[Dataset entries]
%%
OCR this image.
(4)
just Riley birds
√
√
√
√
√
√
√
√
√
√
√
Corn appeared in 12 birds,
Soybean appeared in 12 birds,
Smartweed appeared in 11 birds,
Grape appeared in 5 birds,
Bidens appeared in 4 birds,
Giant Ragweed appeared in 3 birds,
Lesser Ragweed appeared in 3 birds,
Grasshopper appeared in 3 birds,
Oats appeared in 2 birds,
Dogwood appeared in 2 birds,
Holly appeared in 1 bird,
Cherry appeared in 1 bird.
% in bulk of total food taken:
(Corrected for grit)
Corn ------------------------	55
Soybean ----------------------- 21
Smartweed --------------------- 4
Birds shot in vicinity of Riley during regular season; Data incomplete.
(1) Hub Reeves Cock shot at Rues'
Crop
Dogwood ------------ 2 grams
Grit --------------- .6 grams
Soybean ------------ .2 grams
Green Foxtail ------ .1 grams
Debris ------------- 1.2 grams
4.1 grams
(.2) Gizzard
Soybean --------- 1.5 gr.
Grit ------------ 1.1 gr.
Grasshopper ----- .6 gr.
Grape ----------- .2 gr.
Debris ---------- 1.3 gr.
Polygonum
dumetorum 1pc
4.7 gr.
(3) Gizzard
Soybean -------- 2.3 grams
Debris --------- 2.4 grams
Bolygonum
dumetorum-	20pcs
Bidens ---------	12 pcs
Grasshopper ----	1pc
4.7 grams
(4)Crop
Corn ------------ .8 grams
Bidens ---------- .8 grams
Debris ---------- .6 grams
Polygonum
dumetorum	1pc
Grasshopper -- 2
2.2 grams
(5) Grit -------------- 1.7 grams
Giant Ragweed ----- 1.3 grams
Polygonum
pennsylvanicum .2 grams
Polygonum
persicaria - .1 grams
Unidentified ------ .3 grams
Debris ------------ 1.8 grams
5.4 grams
%%
▸ **What to work on**: Pick out the lines that have the word "Riley". Copy them all.

▸ **Result for this task**:
just Riley birds
Birds shot in vicinity of Riley during regular season; Data incomplete.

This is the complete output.